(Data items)
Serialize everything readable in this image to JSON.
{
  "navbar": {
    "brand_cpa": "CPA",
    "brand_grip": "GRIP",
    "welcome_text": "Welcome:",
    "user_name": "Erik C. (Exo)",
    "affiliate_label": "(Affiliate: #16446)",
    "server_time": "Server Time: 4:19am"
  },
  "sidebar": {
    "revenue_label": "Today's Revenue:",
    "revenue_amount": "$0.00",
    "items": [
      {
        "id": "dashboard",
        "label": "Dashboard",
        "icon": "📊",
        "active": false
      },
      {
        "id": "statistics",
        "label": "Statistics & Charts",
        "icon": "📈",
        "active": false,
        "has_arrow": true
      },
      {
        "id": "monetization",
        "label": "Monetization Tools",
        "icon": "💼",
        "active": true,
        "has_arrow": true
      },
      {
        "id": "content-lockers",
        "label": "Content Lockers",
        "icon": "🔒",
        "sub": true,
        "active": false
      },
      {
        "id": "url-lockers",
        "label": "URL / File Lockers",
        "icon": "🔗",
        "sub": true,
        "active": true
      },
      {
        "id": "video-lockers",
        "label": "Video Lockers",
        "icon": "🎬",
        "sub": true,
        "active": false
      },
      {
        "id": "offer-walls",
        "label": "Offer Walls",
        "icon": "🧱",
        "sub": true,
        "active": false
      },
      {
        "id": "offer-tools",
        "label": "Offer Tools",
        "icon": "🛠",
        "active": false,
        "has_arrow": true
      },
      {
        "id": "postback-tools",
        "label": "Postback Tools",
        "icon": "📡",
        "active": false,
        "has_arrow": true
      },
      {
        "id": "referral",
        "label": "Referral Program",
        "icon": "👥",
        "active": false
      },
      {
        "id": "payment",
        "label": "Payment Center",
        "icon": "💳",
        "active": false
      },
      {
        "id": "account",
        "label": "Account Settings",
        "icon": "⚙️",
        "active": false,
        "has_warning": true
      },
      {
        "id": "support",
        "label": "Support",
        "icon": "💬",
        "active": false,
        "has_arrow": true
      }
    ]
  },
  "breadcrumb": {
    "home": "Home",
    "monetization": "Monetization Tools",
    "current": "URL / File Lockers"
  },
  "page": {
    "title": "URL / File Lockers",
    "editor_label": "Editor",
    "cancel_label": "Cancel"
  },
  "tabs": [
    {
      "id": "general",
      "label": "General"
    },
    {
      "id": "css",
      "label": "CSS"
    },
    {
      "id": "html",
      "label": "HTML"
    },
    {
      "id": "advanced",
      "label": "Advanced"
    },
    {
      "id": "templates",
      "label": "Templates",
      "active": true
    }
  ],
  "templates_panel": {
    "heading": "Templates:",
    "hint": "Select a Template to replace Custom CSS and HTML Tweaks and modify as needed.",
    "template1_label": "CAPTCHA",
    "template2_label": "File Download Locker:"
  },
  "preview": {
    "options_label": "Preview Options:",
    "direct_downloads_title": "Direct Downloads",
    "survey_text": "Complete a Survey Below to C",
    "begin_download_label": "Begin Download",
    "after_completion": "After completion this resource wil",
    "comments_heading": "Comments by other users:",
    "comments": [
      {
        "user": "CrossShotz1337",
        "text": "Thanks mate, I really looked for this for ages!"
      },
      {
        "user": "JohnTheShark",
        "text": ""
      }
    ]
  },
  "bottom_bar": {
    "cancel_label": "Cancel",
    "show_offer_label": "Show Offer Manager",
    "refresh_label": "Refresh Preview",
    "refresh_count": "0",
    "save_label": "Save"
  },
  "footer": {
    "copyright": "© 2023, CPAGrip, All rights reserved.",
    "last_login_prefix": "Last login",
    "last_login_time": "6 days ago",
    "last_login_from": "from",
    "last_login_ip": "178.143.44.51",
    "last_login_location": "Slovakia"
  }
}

_Your objective_
Repeat all the entries exactly as given.

_Complete response_
Serialize everything readable in this image to JSON.
{
  "navbar": {
    "brand_cpa": "CPA",
    "brand_grip": "GRIP",
    "welcome_text": "Welcome:",
    "user_name": "Erik C. (Exo)",
    "affiliate_label": "(Affiliate: #16446)",
    "server_time": "Server Time: 4:19am"
  },
  "sidebar": {
    "revenue_label": "Today's Revenue:",
    "revenue_amount": "$0.00",
    "items": [
      {
        "id": "dashboard",
        "label": "Dashboard",
        "icon": "📊",
        "active": false
      },
      {
        "id": "statistics",
        "label": "Statistics & Charts",
        "icon": "📈",
        "active": false,
        "has_arrow": true
      },
      {
        "id": "monetization",
        "label": "Monetization Tools",
        "icon": "💼",
        "active": true,
        "has_arrow": true
      },
      {
        "id": "content-lockers",
        "label": "Content Lockers",
        "icon": "🔒",
        "sub": true,
        "active": false
      },
      {
        "id": "url-lockers",
        "label": "URL / File Lockers",
        "icon": "🔗",
        "sub": true,
        "active": true
      },
      {
        "id": "video-lockers",
        "label": "Video Lockers",
        "icon": "🎬",
        "sub": true,
        "active": false
      },
      {
        "id": "offer-walls",
        "label": "Offer Walls",
        "icon": "🧱",
        "sub": true,
        "active": false
      },
      {
        "id": "offer-tools",
        "label": "Offer Tools",
        "icon": "🛠",
        "active": false,
        "has_arrow": true
      },
      {
        "id": "postback-tools",
        "label": "Postback Tools",
        "icon": "📡",
        "active": false,
        "has_arrow": true
      },
      {
        "id": "referral",
        "label": "Referral Program",
        "icon": "👥",
        "active": false
      },
      {
        "id": "payment",
        "label": "Payment Center",
        "icon": "💳",
        "active": false
      },
      {
        "id": "account",
        "label": "Account Settings",
        "icon": "⚙️",
        "active": false,
        "has_warning": true
      },
      {
        "id": "support",
        "label": "Support",
        "icon": "💬",
        "active": false,
        "has_arrow": true
      }
    ]
  },
  "breadcrumb": {
    "home": "Home",
    "monetization": "Monetization Tools",
    "current": "URL / File Lockers"
  },
  "page": {
    "title": "URL / File Lockers",
    "editor_label": "Editor",
    "cancel_label": "Cancel"
  },
  "tabs": [
    {
      "id": "general",
      "label": "General"
    },
    {
      "id": "css",
      "label": "CSS"
    },
    {
      "id": "html",
      "label": "HTML"
    },
    {
      "id": "advanced",
      "label": "Advanced"
    },
    {
      "id": "templates",
      "label": "Templates",
      "active": true
    }
  ],
  "templates_panel": {
    "heading": "Templates:",
    "hint": "Select a Template to replace Custom CSS and HTML Tweaks and modify as needed.",
    "template1_label": "CAPTCHA",
    "template2_label": "File Download Locker:"
  },
  "preview": {
    "options_label": "Preview Options:",
    "direct_downloads_title": "Direct Downloads",
    "survey_text": "Complete a Survey Below to C",
    "begin_download_label": "Begin Download",
    "after_completion": "After completion this resource wil",
    "comments_heading": "Comments by other users:",
    "comments": [
      {
        "user": "CrossShotz1337",
        "text": "Thanks mate, I really looked for this for ages!"
      },
      {
        "user": "JohnTheShark",
        "text": ""
      }
    ]
  },
  "bottom_bar": {
    "cancel_label": "Cancel",
    "show_offer_label": "Show Offer Manager",
    "refresh_label": "Refresh Preview",
    "refresh_count": "0",
    "save_label": "Save"
  },
  "footer": {
    "copyright": "© 2023, CPAGrip, All rights reserved.",
    "last_login_prefix": "Last login",
    "last_login_time": "6 days ago",
    "last_login_from": "from",
    "last_login_ip": "178.143.44.51",
    "last_login_location": "Slovakia"
  }
}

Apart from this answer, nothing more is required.